─── RECORD EXTRACTS

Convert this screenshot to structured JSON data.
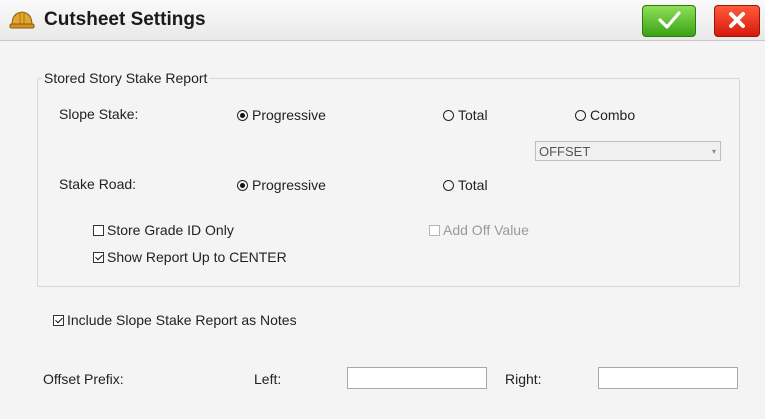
{
  "window": {
    "title": "Cutsheet Settings",
    "icon": "hard-hat-icon",
    "ok_icon": "checkmark-icon",
    "cancel_icon": "close-x-icon"
  },
  "report_group": {
    "legend": "Stored Story Stake Report",
    "slope_stake": {
      "label": "Slope Stake:",
      "options": [
        "Progressive",
        "Total",
        "Combo"
      ],
      "selected": "Progressive"
    },
    "combo_select": {
      "value": "OFFSET"
    },
    "stake_road": {
      "label": "Stake Road:",
      "options": [
        "Progressive",
        "Total"
      ],
      "selected": "Progressive"
    },
    "store_grade_id_only": {
      "label": "Store Grade ID Only",
      "checked": false
    },
    "add_off_value": {
      "label": "Add Off Value",
      "checked": false,
      "enabled": false
    },
    "show_report_up_to_center": {
      "label": "Show Report Up to CENTER",
      "checked": true
    }
  },
  "include_notes": {
    "label": "Include Slope Stake Report as Notes",
    "checked": true
  },
  "offset_prefix": {
    "label": "Offset Prefix:",
    "left_label": "Left:",
    "left_value": "",
    "right_label": "Right:",
    "right_value": ""
  },
  "colors": {
    "ok_green": "#39a314",
    "cancel_red": "#d8190d",
    "background": "#f4f4f4"
  }
}
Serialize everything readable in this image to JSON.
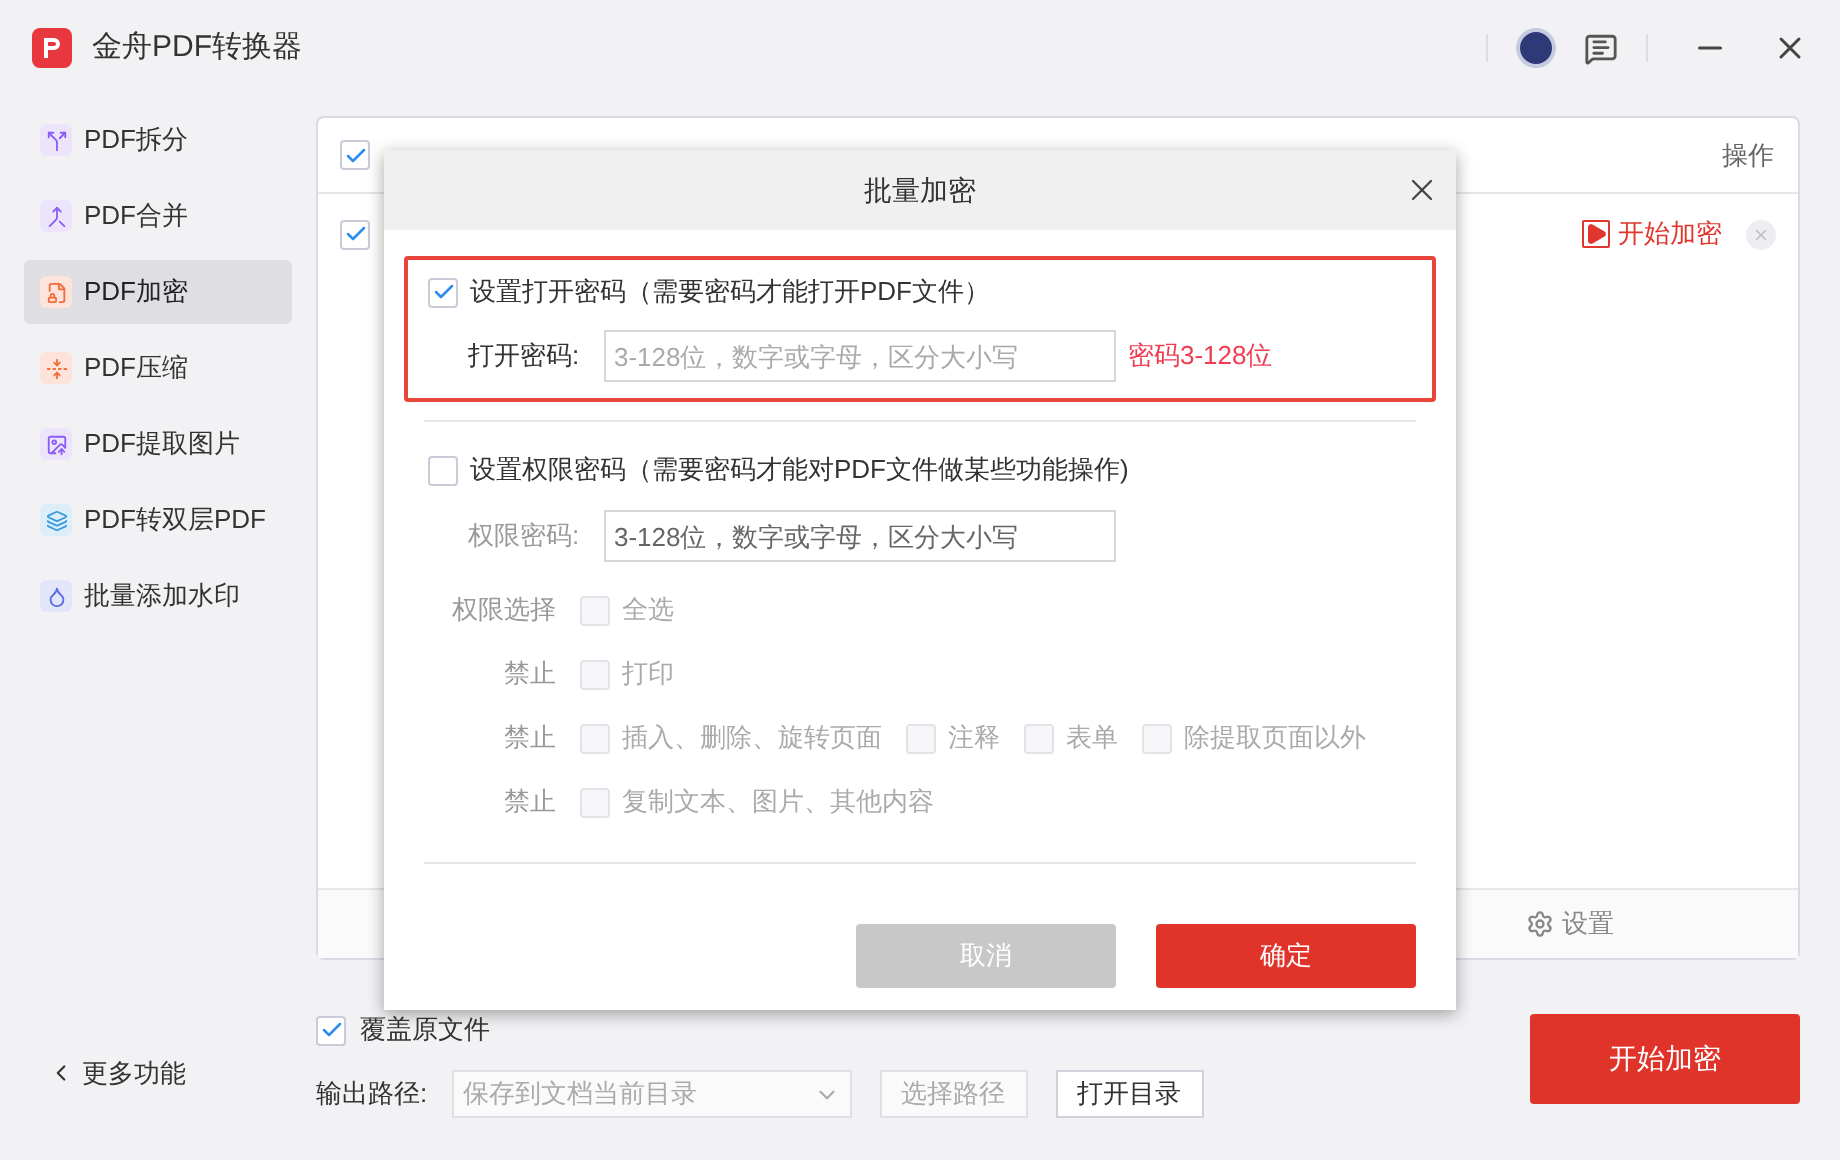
{
  "app": {
    "title": "金舟PDF转换器"
  },
  "sidebar": {
    "items": [
      {
        "label": "PDF拆分",
        "selected": false,
        "kind": "split"
      },
      {
        "label": "PDF合并",
        "selected": false,
        "kind": "merge"
      },
      {
        "label": "PDF加密",
        "selected": true,
        "kind": "lock"
      },
      {
        "label": "PDF压缩",
        "selected": false,
        "kind": "compress"
      },
      {
        "label": "PDF提取图片",
        "selected": false,
        "kind": "image"
      },
      {
        "label": "PDF转双层PDF",
        "selected": false,
        "kind": "layers"
      },
      {
        "label": "批量添加水印",
        "selected": false,
        "kind": "watermark"
      }
    ],
    "more_link": "更多功能"
  },
  "file_table": {
    "header_checked": true,
    "column_action": "操作",
    "rows": [
      {
        "checked": true,
        "action": "开始加密"
      }
    ],
    "settings": "设置"
  },
  "overwrite": {
    "label": "覆盖原文件",
    "checked": true
  },
  "output": {
    "label": "输出路径:",
    "value": "保存到文档当前目录",
    "choose_button": "选择路径",
    "open_button": "打开目录"
  },
  "start_button": "开始加密",
  "dialog": {
    "title": "批量加密",
    "open_password": {
      "label": "设置打开密码（需要密码才能打开PDF文件）",
      "checked": true,
      "highlighted": true,
      "field_label": "打开密码:",
      "placeholder": "3-128位，数字或字母，区分大小写",
      "error": "密码3-128位"
    },
    "permission_password": {
      "label": "设置权限密码（需要密码才能对PDF文件做某些功能操作)",
      "checked": false,
      "field_label": "权限密码:",
      "placeholder": "3-128位，数字或字母，区分大小写"
    },
    "permissions": [
      {
        "label": "权限选择",
        "options": [
          {
            "label": "全选",
            "checked": false
          }
        ]
      },
      {
        "label": "禁止",
        "options": [
          {
            "label": "打印",
            "checked": false
          }
        ]
      },
      {
        "label": "禁止",
        "options": [
          {
            "label": "插入、删除、旋转页面",
            "checked": false
          },
          {
            "label": "注释",
            "checked": false
          },
          {
            "label": "表单",
            "checked": false
          },
          {
            "label": "除提取页面以外",
            "checked": false
          }
        ]
      },
      {
        "label": "禁止",
        "options": [
          {
            "label": "复制文本、图片、其他内容",
            "checked": false
          }
        ]
      }
    ],
    "cancel": "取消",
    "ok": "确定"
  }
}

──────

• **PROBLEM STATEMENT**: Pictures stay out; repeat all the rest of the records exactly.

• **RESPONSE TO THIS TASK**:
Convert this screenshot to structured JSON data.
{
  "window": {
    "title": "Cutsheet Settings",
    "icon": "hard-hat-icon",
    "ok_icon": "checkmark-icon",
    "cancel_icon": "close-x-icon"
  },
  "report_group": {
    "legend": "Stored Story Stake Report",
    "slope_stake": {
      "label": "Slope Stake:",
      "options": [
        "Progressive",
        "Total",
        "Combo"
      ],
      "selected": "Progressive"
    },
    "combo_select": {
      "value": "OFFSET"
    },
    "stake_road": {
      "label": "Stake Road:",
      "options": [
        "Progressive",
        "Total"
      ],
      "selected": "Progressive"
    },
    "store_grade_id_only": {
      "label": "Store Grade ID Only",
      "checked": false
    },
    "add_off_value": {
      "label": "Add Off Value",
      "checked": false,
      "enabled": false
    },
    "show_report_up_to_center": {
      "label": "Show Report Up to CENTER",
      "checked": true
    }
  },
  "include_notes": {
    "label": "Include Slope Stake Report as Notes",
    "checked": true
  },
  "offset_prefix": {
    "label": "Offset Prefix:",
    "left_label": "Left:",
    "left_value": "",
    "right_label": "Right:",
    "right_value": ""
  },
  "colors": {
    "ok_green": "#39a314",
    "cancel_red": "#d8190d",
    "background": "#f4f4f4"
  }
}
Serialize everything readable in this image to JSON.
{
  "app": {
    "title": "金舟PDF转换器"
  },
  "sidebar": {
    "items": [
      {
        "label": "PDF拆分",
        "selected": false,
        "kind": "split"
      },
      {
        "label": "PDF合并",
        "selected": false,
        "kind": "merge"
      },
      {
        "label": "PDF加密",
        "selected": true,
        "kind": "lock"
      },
      {
        "label": "PDF压缩",
        "selected": false,
        "kind": "compress"
      },
      {
        "label": "PDF提取图片",
        "selected": false,
        "kind": "image"
      },
      {
        "label": "PDF转双层PDF",
        "selected": false,
        "kind": "layers"
      },
      {
        "label": "批量添加水印",
        "selected": false,
        "kind": "watermark"
      }
    ],
    "more_link": "更多功能"
  },
  "file_table": {
    "header_checked": true,
    "column_action": "操作",
    "rows": [
      {
        "checked": true,
        "action": "开始加密"
      }
    ],
    "settings": "设置"
  },
  "overwrite": {
    "label": "覆盖原文件",
    "checked": true
  },
  "output": {
    "label": "输出路径:",
    "value": "保存到文档当前目录",
    "choose_button": "选择路径",
    "open_button": "打开目录"
  },
  "start_button": "开始加密",
  "dialog": {
    "title": "批量加密",
    "open_password": {
      "label": "设置打开密码（需要密码才能打开PDF文件）",
      "checked": true,
      "highlighted": true,
      "field_label": "打开密码:",
      "placeholder": "3-128位，数字或字母，区分大小写",
      "error": "密码3-128位"
    },
    "permission_password": {
      "label": "设置权限密码（需要密码才能对PDF文件做某些功能操作)",
      "checked": false,
      "field_label": "权限密码:",
      "placeholder": "3-128位，数字或字母，区分大小写"
    },
    "permissions": [
      {
        "label": "权限选择",
        "options": [
          {
            "label": "全选",
            "checked": false
          }
        ]
      },
      {
        "label": "禁止",
        "options": [
          {
            "label": "打印",
            "checked": false
          }
        ]
      },
      {
        "label": "禁止",
        "options": [
          {
            "label": "插入、删除、旋转页面",
            "checked": false
          },
          {
            "label": "注释",
            "checked": false
          },
          {
            "label": "表单",
            "checked": false
          },
          {
            "label": "除提取页面以外",
            "checked": false
          }
        ]
      },
      {
        "label": "禁止",
        "options": [
          {
            "label": "复制文本、图片、其他内容",
            "checked": false
          }
        ]
      }
    ],
    "cancel": "取消",
    "ok": "确定"
  }
}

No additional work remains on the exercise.